→ Selected passage:
((

Novak Djokovic’s brother says the tennis star is full of emotions but determined to fight for “justice” in court on Monday.
Djordje Djokovic spoke to media in Serbia overnight, describing his brother as emotional about his detention and the prospect of being deported from Australia and denied the chance to compete for the Australian Open title if his legal case fails this week.
Novak Djokovic’s family, including brother Djordje (right) at a protest in Belgrade.Credit:AP
“Novak could have left Australia by now, but had he done that, he would have admitted he is guilty which he is not and defeat, which is not an option,” Djordje told Serbian media.
“What’s left is to await the court decision. I don’t know what he’ll do if the decision doesn’t go his way, and he doesn’t know either. He is full of emotions, and tennis and the grand slam are currently the last things on his mind.
“The only thing he wants is to see justice served and the truth revealed.”
Djokovic’s brother reiterated the family’s claim that Novak’s entry paperwork was done through Tennis Australia after he was cleared to compete via a blind Tennis Australia/Victorian government process that granted him a medical exemption.
“He didn’t complete any forms, that was done through the Australian tennis federation,” Djordje said.
“It cooperated with the federal government and the tennis federation cannot issue any certificate, it was issued by the Victorian government. But the federal government stopped that certificate, which means we’ve reached a serious political situation.
“A Czech player, who had the same papers as Novak, is also being deported. Novak does not want to withdraw but to see justice done for him and everyone else.”

))

(Document layout detection data)
((

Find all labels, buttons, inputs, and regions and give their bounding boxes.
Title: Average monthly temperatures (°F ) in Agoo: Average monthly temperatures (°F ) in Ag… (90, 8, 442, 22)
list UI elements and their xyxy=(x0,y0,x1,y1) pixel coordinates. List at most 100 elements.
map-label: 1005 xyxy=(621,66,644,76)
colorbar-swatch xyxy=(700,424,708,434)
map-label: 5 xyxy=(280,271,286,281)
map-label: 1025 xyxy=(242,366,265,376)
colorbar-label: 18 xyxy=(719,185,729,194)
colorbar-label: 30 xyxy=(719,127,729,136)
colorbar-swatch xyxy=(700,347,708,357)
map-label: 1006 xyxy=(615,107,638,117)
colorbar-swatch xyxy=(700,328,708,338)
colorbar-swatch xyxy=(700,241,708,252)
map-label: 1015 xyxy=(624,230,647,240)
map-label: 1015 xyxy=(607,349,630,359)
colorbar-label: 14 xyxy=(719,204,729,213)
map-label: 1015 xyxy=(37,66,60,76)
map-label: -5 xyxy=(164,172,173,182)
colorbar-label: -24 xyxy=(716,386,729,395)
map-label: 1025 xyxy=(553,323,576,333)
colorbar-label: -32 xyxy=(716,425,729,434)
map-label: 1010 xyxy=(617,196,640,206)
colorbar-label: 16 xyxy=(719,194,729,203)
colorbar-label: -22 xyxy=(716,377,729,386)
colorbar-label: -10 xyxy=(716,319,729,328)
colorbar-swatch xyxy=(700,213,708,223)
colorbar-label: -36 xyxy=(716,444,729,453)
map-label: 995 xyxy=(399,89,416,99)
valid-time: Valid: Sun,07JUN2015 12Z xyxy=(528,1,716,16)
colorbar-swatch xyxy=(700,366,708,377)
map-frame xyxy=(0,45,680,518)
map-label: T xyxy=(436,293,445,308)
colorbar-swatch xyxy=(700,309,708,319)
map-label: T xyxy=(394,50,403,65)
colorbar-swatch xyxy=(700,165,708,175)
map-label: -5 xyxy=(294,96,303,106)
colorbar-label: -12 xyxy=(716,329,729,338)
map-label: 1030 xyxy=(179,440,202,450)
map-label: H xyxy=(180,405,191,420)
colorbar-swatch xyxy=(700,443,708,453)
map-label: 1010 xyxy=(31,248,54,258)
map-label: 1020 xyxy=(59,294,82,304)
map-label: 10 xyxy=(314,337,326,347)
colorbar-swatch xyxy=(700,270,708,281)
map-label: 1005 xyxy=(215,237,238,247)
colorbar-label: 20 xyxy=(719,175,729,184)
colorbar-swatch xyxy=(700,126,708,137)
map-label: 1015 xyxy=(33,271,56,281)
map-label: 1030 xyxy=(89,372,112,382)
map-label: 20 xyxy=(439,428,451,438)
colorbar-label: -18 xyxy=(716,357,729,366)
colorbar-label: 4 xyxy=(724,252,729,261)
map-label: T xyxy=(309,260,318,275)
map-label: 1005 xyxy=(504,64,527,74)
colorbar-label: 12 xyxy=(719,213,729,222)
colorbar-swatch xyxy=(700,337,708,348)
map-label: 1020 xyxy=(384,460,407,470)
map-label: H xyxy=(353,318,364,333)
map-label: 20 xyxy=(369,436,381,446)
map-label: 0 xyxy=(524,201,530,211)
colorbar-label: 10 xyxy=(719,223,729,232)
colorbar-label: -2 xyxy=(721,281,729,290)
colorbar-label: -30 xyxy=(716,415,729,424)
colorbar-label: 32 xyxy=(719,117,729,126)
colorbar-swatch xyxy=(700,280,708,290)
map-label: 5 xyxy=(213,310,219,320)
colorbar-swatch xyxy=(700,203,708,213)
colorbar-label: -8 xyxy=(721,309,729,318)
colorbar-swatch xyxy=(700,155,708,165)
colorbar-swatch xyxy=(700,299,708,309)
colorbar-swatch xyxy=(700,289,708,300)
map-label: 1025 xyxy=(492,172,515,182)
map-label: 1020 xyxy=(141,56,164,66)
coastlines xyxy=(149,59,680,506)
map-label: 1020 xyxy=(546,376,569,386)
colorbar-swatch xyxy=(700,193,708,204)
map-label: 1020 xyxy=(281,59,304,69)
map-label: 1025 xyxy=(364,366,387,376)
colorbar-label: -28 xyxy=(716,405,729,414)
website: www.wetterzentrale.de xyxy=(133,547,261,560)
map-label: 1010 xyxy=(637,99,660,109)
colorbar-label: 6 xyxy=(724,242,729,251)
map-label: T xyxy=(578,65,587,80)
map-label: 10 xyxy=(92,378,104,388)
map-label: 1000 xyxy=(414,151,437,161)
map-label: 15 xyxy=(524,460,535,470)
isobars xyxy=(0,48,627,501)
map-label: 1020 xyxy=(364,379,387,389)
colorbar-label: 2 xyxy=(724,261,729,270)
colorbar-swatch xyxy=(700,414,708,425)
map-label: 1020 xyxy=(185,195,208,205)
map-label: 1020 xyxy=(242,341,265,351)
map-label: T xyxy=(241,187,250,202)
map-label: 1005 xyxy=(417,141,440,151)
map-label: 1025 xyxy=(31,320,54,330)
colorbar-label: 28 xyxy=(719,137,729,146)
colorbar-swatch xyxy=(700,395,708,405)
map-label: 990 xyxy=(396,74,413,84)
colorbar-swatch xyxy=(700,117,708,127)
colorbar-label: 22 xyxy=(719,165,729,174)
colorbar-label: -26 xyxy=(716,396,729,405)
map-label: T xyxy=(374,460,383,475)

))

→ What you have to do:
For each statement, say yes or no to whether it agrees with the article about Novak Djokovic's brother above, and quote the words from the article that decide it.
1. Djordje Djokovic says Novak filled out his own entry forms.
2. Djordje Djokovic says the certificate was issued by the Victorian government.
3. Djordje Djokovic says Novak knows what he will do if the court decision goes against him.

→ Expected output:
1. No: "He didn’t complete any forms, that was done through the Australian tennis federation"
2. Yes: "it was issued by the Victorian government"
3. No: "I don’t know what he’ll do if the decision doesn’t go his way, and he doesn’t know either."